Exercise brief → Find the lines containing "screenshot" and say how many there are, with no other words.

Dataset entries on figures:
#####
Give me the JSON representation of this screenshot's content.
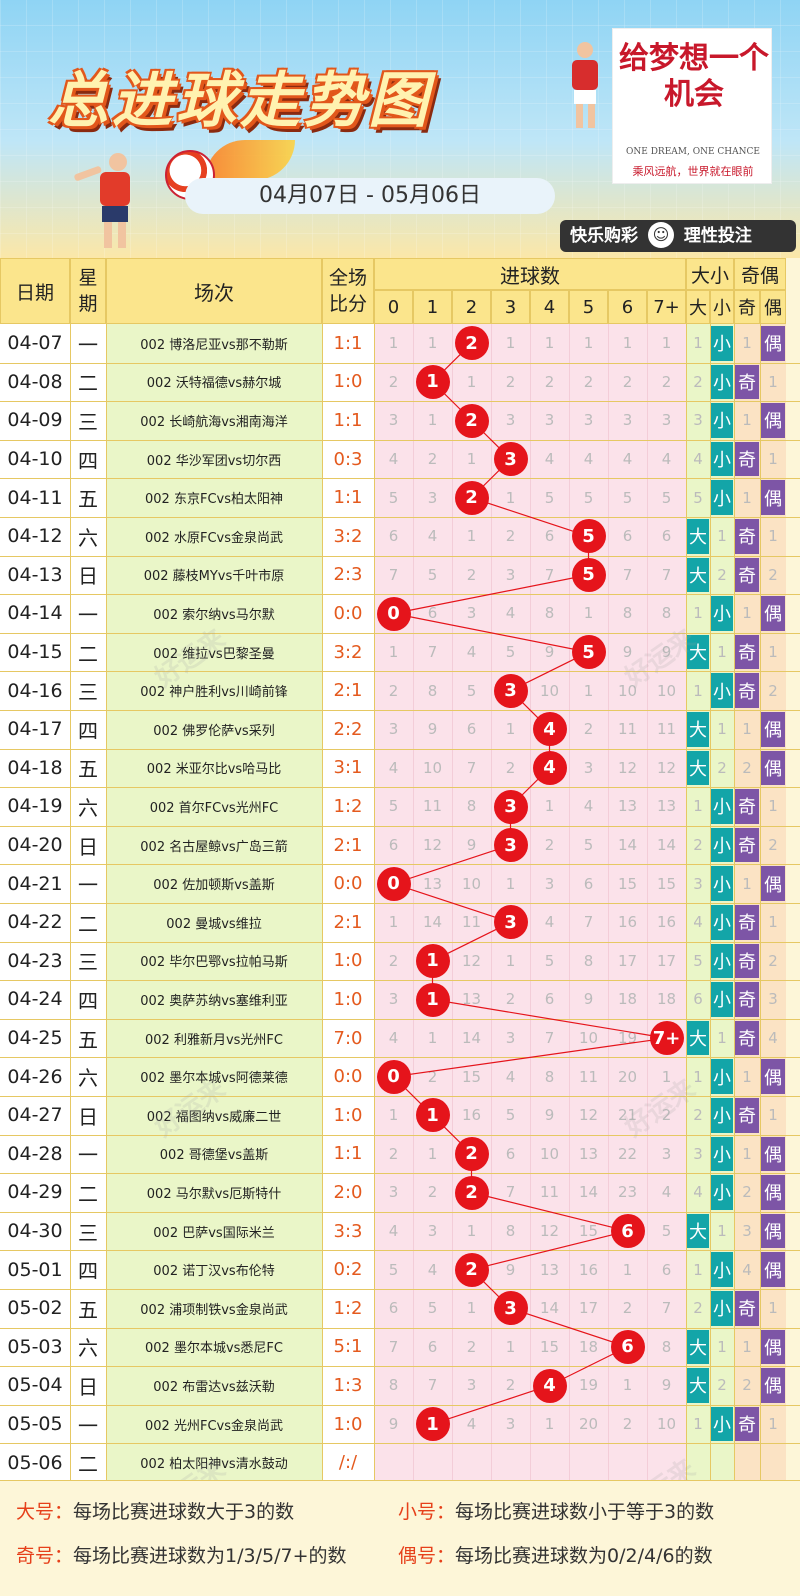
{
  "header": {
    "title": "总进球走势图",
    "date_range": "04月07日 - 05月06日",
    "brand_main": "给梦想一个机会",
    "brand_en": "ONE DREAM, ONE CHANCE",
    "brand_cn": "乘风远航，世界就在眼前",
    "slogan_left": "快乐购彩",
    "slogan_right": "理性投注",
    "watermark": "好运来"
  },
  "table_header": {
    "date": "日期",
    "weekday": "星期",
    "match": "场次",
    "score": "全场比分",
    "goals": "进球数",
    "goal_cols": [
      "0",
      "1",
      "2",
      "3",
      "4",
      "5",
      "6",
      "7+"
    ],
    "size": "大小",
    "size_cols": [
      "大",
      "小"
    ],
    "parity": "奇偶",
    "parity_cols": [
      "奇",
      "偶"
    ]
  },
  "colors": {
    "ball": "#e5141b",
    "big": "#13a5a8",
    "small": "#13a5a8",
    "odd": "#7d55a6",
    "even": "#7d55a6"
  },
  "rows": [
    {
      "date": "04-07",
      "wk": "一",
      "match": "002 博洛尼亚vs那不勒斯",
      "score": "1:1",
      "g": [
        "1",
        "1",
        "2",
        "1",
        "1",
        "1",
        "1",
        "1"
      ],
      "hit": 2,
      "s": [
        "1",
        "小"
      ],
      "p": [
        "1",
        "偶"
      ]
    },
    {
      "date": "04-08",
      "wk": "二",
      "match": "002 沃特福德vs赫尔城",
      "score": "1:0",
      "g": [
        "2",
        "1",
        "1",
        "2",
        "2",
        "2",
        "2",
        "2"
      ],
      "hit": 1,
      "s": [
        "2",
        "小"
      ],
      "p": [
        "奇",
        "1"
      ]
    },
    {
      "date": "04-09",
      "wk": "三",
      "match": "002 长崎航海vs湘南海洋",
      "score": "1:1",
      "g": [
        "3",
        "1",
        "2",
        "3",
        "3",
        "3",
        "3",
        "3"
      ],
      "hit": 2,
      "s": [
        "3",
        "小"
      ],
      "p": [
        "1",
        "偶"
      ]
    },
    {
      "date": "04-10",
      "wk": "四",
      "match": "002 华沙军团vs切尔西",
      "score": "0:3",
      "g": [
        "4",
        "2",
        "1",
        "3",
        "4",
        "4",
        "4",
        "4"
      ],
      "hit": 3,
      "s": [
        "4",
        "小"
      ],
      "p": [
        "奇",
        "1"
      ]
    },
    {
      "date": "04-11",
      "wk": "五",
      "match": "002 东京FCvs柏太阳神",
      "score": "1:1",
      "g": [
        "5",
        "3",
        "2",
        "1",
        "5",
        "5",
        "5",
        "5"
      ],
      "hit": 2,
      "s": [
        "5",
        "小"
      ],
      "p": [
        "1",
        "偶"
      ]
    },
    {
      "date": "04-12",
      "wk": "六",
      "match": "002 水原FCvs金泉尚武",
      "score": "3:2",
      "g": [
        "6",
        "4",
        "1",
        "2",
        "6",
        "5",
        "6",
        "6"
      ],
      "hit": 5,
      "s": [
        "大",
        "1"
      ],
      "p": [
        "奇",
        "1"
      ]
    },
    {
      "date": "04-13",
      "wk": "日",
      "match": "002 藤枝MYvs千叶市原",
      "score": "2:3",
      "g": [
        "7",
        "5",
        "2",
        "3",
        "7",
        "5",
        "7",
        "7"
      ],
      "hit": 5,
      "s": [
        "大",
        "2"
      ],
      "p": [
        "奇",
        "2"
      ]
    },
    {
      "date": "04-14",
      "wk": "一",
      "match": "002 索尔纳vs马尔默",
      "score": "0:0",
      "g": [
        "0",
        "6",
        "3",
        "4",
        "8",
        "1",
        "8",
        "8"
      ],
      "hit": 0,
      "s": [
        "1",
        "小"
      ],
      "p": [
        "1",
        "偶"
      ]
    },
    {
      "date": "04-15",
      "wk": "二",
      "match": "002 维拉vs巴黎圣曼",
      "score": "3:2",
      "g": [
        "1",
        "7",
        "4",
        "5",
        "9",
        "5",
        "9",
        "9"
      ],
      "hit": 5,
      "s": [
        "大",
        "1"
      ],
      "p": [
        "奇",
        "1"
      ]
    },
    {
      "date": "04-16",
      "wk": "三",
      "match": "002 神户胜利vs川崎前锋",
      "score": "2:1",
      "g": [
        "2",
        "8",
        "5",
        "3",
        "10",
        "1",
        "10",
        "10"
      ],
      "hit": 3,
      "s": [
        "1",
        "小"
      ],
      "p": [
        "奇",
        "2"
      ]
    },
    {
      "date": "04-17",
      "wk": "四",
      "match": "002 佛罗伦萨vs采列",
      "score": "2:2",
      "g": [
        "3",
        "9",
        "6",
        "1",
        "4",
        "2",
        "11",
        "11"
      ],
      "hit": 4,
      "s": [
        "大",
        "1"
      ],
      "p": [
        "1",
        "偶"
      ]
    },
    {
      "date": "04-18",
      "wk": "五",
      "match": "002 米亚尔比vs哈马比",
      "score": "3:1",
      "g": [
        "4",
        "10",
        "7",
        "2",
        "4",
        "3",
        "12",
        "12"
      ],
      "hit": 4,
      "s": [
        "大",
        "2"
      ],
      "p": [
        "2",
        "偶"
      ]
    },
    {
      "date": "04-19",
      "wk": "六",
      "match": "002 首尔FCvs光州FC",
      "score": "1:2",
      "g": [
        "5",
        "11",
        "8",
        "3",
        "1",
        "4",
        "13",
        "13"
      ],
      "hit": 3,
      "s": [
        "1",
        "小"
      ],
      "p": [
        "奇",
        "1"
      ]
    },
    {
      "date": "04-20",
      "wk": "日",
      "match": "002 名古屋鲸vs广岛三箭",
      "score": "2:1",
      "g": [
        "6",
        "12",
        "9",
        "3",
        "2",
        "5",
        "14",
        "14"
      ],
      "hit": 3,
      "s": [
        "2",
        "小"
      ],
      "p": [
        "奇",
        "2"
      ]
    },
    {
      "date": "04-21",
      "wk": "一",
      "match": "002 佐加顿斯vs盖斯",
      "score": "0:0",
      "g": [
        "0",
        "13",
        "10",
        "1",
        "3",
        "6",
        "15",
        "15"
      ],
      "hit": 0,
      "s": [
        "3",
        "小"
      ],
      "p": [
        "1",
        "偶"
      ]
    },
    {
      "date": "04-22",
      "wk": "二",
      "match": "002 曼城vs维拉",
      "score": "2:1",
      "g": [
        "1",
        "14",
        "11",
        "3",
        "4",
        "7",
        "16",
        "16"
      ],
      "hit": 3,
      "s": [
        "4",
        "小"
      ],
      "p": [
        "奇",
        "1"
      ]
    },
    {
      "date": "04-23",
      "wk": "三",
      "match": "002 毕尔巴鄂vs拉帕马斯",
      "score": "1:0",
      "g": [
        "2",
        "1",
        "12",
        "1",
        "5",
        "8",
        "17",
        "17"
      ],
      "hit": 1,
      "s": [
        "5",
        "小"
      ],
      "p": [
        "奇",
        "2"
      ]
    },
    {
      "date": "04-24",
      "wk": "四",
      "match": "002 奥萨苏纳vs塞维利亚",
      "score": "1:0",
      "g": [
        "3",
        "1",
        "13",
        "2",
        "6",
        "9",
        "18",
        "18"
      ],
      "hit": 1,
      "s": [
        "6",
        "小"
      ],
      "p": [
        "奇",
        "3"
      ]
    },
    {
      "date": "04-25",
      "wk": "五",
      "match": "002 利雅新月vs光州FC",
      "score": "7:0",
      "g": [
        "4",
        "1",
        "14",
        "3",
        "7",
        "10",
        "19",
        "7+"
      ],
      "hit": 7,
      "s": [
        "大",
        "1"
      ],
      "p": [
        "奇",
        "4"
      ]
    },
    {
      "date": "04-26",
      "wk": "六",
      "match": "002 墨尔本城vs阿德莱德",
      "score": "0:0",
      "g": [
        "0",
        "2",
        "15",
        "4",
        "8",
        "11",
        "20",
        "1"
      ],
      "hit": 0,
      "s": [
        "1",
        "小"
      ],
      "p": [
        "1",
        "偶"
      ]
    },
    {
      "date": "04-27",
      "wk": "日",
      "match": "002 福图纳vs威廉二世",
      "score": "1:0",
      "g": [
        "1",
        "1",
        "16",
        "5",
        "9",
        "12",
        "21",
        "2"
      ],
      "hit": 1,
      "s": [
        "2",
        "小"
      ],
      "p": [
        "奇",
        "1"
      ]
    },
    {
      "date": "04-28",
      "wk": "一",
      "match": "002 哥德堡vs盖斯",
      "score": "1:1",
      "g": [
        "2",
        "1",
        "2",
        "6",
        "10",
        "13",
        "22",
        "3"
      ],
      "hit": 2,
      "s": [
        "3",
        "小"
      ],
      "p": [
        "1",
        "偶"
      ]
    },
    {
      "date": "04-29",
      "wk": "二",
      "match": "002 马尔默vs厄斯特什",
      "score": "2:0",
      "g": [
        "3",
        "2",
        "2",
        "7",
        "11",
        "14",
        "23",
        "4"
      ],
      "hit": 2,
      "s": [
        "4",
        "小"
      ],
      "p": [
        "2",
        "偶"
      ]
    },
    {
      "date": "04-30",
      "wk": "三",
      "match": "002 巴萨vs国际米兰",
      "score": "3:3",
      "g": [
        "4",
        "3",
        "1",
        "8",
        "12",
        "15",
        "6",
        "5"
      ],
      "hit": 6,
      "s": [
        "大",
        "1"
      ],
      "p": [
        "3",
        "偶"
      ]
    },
    {
      "date": "05-01",
      "wk": "四",
      "match": "002 诺丁汉vs布伦特",
      "score": "0:2",
      "g": [
        "5",
        "4",
        "2",
        "9",
        "13",
        "16",
        "1",
        "6"
      ],
      "hit": 2,
      "s": [
        "1",
        "小"
      ],
      "p": [
        "4",
        "偶"
      ]
    },
    {
      "date": "05-02",
      "wk": "五",
      "match": "002 浦项制铁vs金泉尚武",
      "score": "1:2",
      "g": [
        "6",
        "5",
        "1",
        "3",
        "14",
        "17",
        "2",
        "7"
      ],
      "hit": 3,
      "s": [
        "2",
        "小"
      ],
      "p": [
        "奇",
        "1"
      ]
    },
    {
      "date": "05-03",
      "wk": "六",
      "match": "002 墨尔本城vs悉尼FC",
      "score": "5:1",
      "g": [
        "7",
        "6",
        "2",
        "1",
        "15",
        "18",
        "6",
        "8"
      ],
      "hit": 6,
      "s": [
        "大",
        "1"
      ],
      "p": [
        "1",
        "偶"
      ]
    },
    {
      "date": "05-04",
      "wk": "日",
      "match": "002 布雷达vs兹沃勒",
      "score": "1:3",
      "g": [
        "8",
        "7",
        "3",
        "2",
        "4",
        "19",
        "1",
        "9"
      ],
      "hit": 4,
      "s": [
        "大",
        "2"
      ],
      "p": [
        "2",
        "偶"
      ]
    },
    {
      "date": "05-05",
      "wk": "一",
      "match": "002 光州FCvs金泉尚武",
      "score": "1:0",
      "g": [
        "9",
        "1",
        "4",
        "3",
        "1",
        "20",
        "2",
        "10"
      ],
      "hit": 1,
      "s": [
        "1",
        "小"
      ],
      "p": [
        "奇",
        "1"
      ]
    },
    {
      "date": "05-06",
      "wk": "二",
      "match": "002 柏太阳神vs清水鼓动",
      "score": "/:/",
      "g": [
        "",
        "",
        "",
        "",
        "",
        "",
        "",
        ""
      ],
      "hit": -1,
      "s": [
        "",
        ""
      ],
      "p": [
        "",
        ""
      ]
    }
  ],
  "footer": {
    "big_label": "大号：",
    "big_text": "每场比赛进球数大于3的数",
    "small_label": "小号：",
    "small_text": "每场比赛进球数小于等于3的数",
    "odd_label": "奇号：",
    "odd_text": "每场比赛进球数为1/3/5/7+的数",
    "even_label": "偶号：",
    "even_text": "每场比赛进球数为0/2/4/6的数"
  }
}
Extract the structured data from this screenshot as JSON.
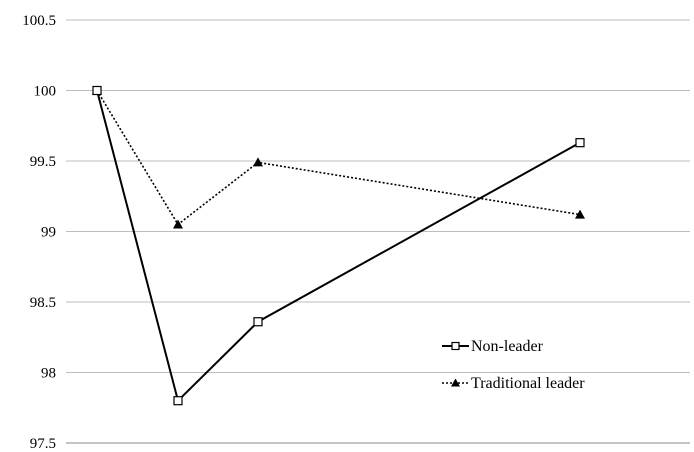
{
  "chart_data": {
    "type": "line",
    "title": "",
    "xlabel": "",
    "ylabel": "",
    "ylim": [
      97.5,
      100.5
    ],
    "yticks": [
      "100.5",
      "100",
      "99.5",
      "99",
      "98.5",
      "98",
      "97.5"
    ],
    "x": [
      0,
      1,
      2,
      6
    ],
    "grid": "horizontal",
    "legend_position": "right",
    "series": [
      {
        "name": "Non-leader",
        "values": [
          100,
          97.8,
          98.36,
          99.63
        ],
        "line": "solid",
        "marker": "open-square",
        "color": "#000000"
      },
      {
        "name": "Traditional leader",
        "values": [
          100,
          99.05,
          99.49,
          99.12
        ],
        "line": "dotted",
        "marker": "filled-triangle",
        "color": "#000000"
      }
    ]
  }
}
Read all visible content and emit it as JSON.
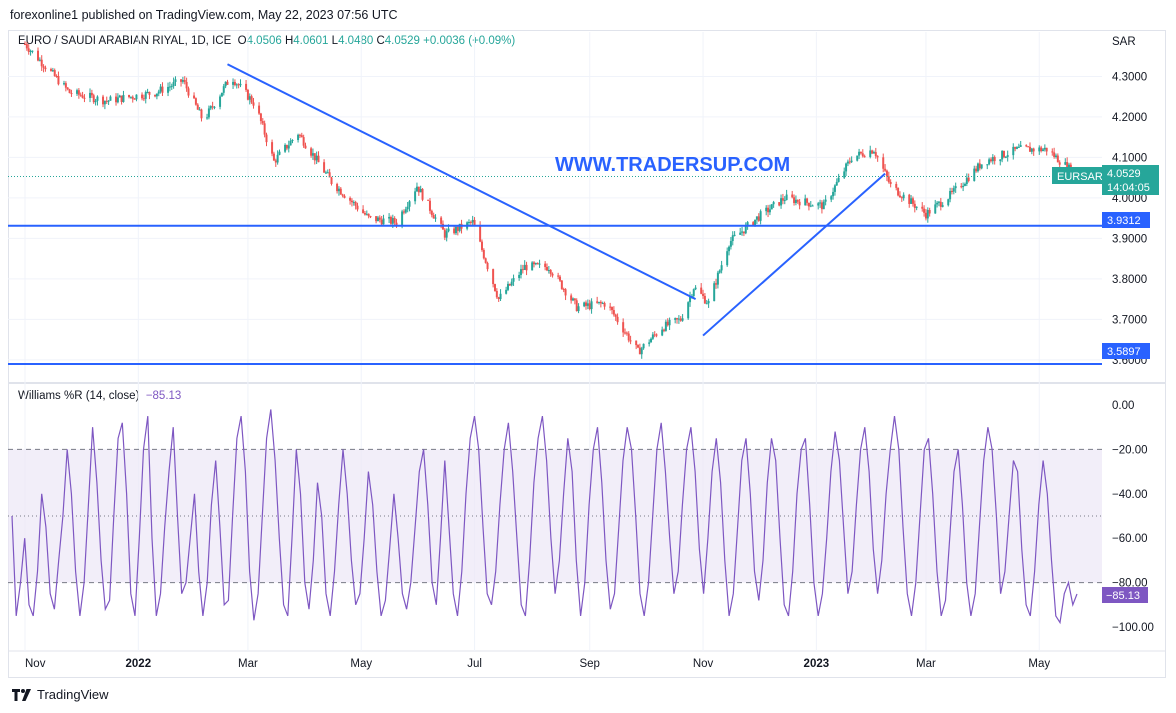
#####
Solution to this exercise → 2